_Exercise goal_:
Scan the records and identify every line in which the string "Quantidade" occurs, then return those lines.

_Rows_:
* * * *
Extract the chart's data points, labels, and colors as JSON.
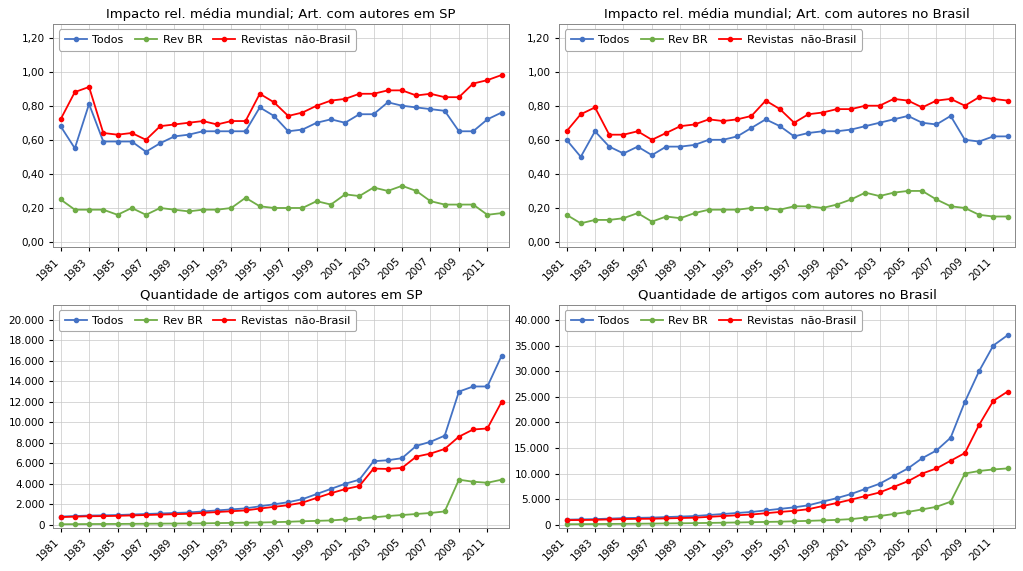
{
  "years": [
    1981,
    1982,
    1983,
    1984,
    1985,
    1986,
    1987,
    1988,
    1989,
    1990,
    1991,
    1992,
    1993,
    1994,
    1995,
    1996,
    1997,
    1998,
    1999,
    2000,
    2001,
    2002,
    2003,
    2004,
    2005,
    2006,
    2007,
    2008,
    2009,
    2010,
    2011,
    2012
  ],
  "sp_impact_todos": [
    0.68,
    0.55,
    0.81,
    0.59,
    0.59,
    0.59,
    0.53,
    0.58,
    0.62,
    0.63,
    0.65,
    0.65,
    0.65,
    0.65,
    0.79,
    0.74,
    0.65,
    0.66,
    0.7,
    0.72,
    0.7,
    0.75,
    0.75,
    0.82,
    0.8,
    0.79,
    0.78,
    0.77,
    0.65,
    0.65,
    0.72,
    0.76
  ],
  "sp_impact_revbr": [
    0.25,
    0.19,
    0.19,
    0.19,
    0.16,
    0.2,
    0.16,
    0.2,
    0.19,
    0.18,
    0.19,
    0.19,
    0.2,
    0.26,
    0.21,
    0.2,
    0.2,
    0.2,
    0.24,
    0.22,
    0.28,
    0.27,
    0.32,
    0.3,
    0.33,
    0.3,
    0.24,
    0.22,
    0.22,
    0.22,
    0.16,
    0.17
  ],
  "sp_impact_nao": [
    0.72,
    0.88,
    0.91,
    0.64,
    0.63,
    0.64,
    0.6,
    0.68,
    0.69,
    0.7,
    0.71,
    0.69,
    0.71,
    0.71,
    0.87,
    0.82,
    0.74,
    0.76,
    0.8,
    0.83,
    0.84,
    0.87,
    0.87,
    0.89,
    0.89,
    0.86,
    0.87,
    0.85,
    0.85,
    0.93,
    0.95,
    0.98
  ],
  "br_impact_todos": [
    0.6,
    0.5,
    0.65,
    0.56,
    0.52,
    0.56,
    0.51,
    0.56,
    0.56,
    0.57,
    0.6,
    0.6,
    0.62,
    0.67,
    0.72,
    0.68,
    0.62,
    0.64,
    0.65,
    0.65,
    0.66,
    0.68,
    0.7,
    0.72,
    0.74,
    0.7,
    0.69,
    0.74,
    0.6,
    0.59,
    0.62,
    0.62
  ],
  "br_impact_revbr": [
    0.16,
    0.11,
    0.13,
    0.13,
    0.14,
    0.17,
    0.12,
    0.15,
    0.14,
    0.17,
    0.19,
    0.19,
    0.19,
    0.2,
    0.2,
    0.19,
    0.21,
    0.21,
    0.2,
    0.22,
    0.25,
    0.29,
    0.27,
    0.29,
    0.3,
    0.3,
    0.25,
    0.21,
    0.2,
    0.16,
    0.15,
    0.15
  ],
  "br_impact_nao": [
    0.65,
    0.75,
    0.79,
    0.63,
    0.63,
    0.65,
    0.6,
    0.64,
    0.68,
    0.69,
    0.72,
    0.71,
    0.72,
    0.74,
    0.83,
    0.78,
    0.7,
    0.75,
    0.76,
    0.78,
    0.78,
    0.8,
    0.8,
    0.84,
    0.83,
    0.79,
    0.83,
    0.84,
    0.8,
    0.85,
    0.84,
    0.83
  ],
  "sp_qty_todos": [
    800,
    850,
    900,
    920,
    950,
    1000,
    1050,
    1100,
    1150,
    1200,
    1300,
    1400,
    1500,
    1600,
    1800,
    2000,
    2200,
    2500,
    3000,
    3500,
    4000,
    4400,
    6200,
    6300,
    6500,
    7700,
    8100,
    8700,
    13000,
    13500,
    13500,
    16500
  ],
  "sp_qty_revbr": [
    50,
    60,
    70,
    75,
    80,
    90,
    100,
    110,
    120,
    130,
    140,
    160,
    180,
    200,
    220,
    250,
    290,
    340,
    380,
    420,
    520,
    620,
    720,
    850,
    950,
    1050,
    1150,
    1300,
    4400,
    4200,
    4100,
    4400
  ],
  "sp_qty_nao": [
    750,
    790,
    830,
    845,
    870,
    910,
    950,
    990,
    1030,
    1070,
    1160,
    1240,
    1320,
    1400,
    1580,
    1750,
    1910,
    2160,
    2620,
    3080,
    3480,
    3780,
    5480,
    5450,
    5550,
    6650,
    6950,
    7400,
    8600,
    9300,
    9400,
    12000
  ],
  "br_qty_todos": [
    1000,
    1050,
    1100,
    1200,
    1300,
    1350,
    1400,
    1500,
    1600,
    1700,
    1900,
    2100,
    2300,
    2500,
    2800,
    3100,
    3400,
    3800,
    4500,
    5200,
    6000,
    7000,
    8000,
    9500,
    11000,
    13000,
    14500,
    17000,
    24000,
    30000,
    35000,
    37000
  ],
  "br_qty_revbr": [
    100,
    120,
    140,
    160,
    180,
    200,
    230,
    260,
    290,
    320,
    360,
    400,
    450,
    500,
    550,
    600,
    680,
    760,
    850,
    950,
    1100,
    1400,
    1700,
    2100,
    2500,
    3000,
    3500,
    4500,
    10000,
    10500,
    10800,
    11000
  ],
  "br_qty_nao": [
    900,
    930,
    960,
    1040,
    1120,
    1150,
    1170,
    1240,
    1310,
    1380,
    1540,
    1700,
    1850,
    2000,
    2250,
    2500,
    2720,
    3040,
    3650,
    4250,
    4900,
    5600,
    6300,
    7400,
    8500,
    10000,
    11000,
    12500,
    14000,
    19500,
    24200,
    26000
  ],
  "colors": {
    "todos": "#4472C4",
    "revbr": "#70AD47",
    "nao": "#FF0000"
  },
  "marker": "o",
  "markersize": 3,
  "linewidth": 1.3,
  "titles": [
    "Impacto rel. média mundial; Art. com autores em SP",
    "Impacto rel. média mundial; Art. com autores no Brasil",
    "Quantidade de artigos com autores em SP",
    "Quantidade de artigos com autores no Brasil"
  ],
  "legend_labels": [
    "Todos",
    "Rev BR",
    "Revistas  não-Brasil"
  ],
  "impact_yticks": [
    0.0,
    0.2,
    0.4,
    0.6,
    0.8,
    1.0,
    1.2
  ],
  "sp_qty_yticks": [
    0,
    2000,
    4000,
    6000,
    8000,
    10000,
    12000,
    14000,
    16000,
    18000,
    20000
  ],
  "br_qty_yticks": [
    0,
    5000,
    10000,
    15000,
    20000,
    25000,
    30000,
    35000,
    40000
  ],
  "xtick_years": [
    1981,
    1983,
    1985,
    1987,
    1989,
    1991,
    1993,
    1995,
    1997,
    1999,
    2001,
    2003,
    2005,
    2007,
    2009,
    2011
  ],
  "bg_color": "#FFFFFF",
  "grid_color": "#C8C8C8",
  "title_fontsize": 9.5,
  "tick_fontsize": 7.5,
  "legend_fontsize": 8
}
* * * *
_Full solution_:
    "Quantidade de artigos com autores em SP",
    "Quantidade de artigos com autores no Brasil"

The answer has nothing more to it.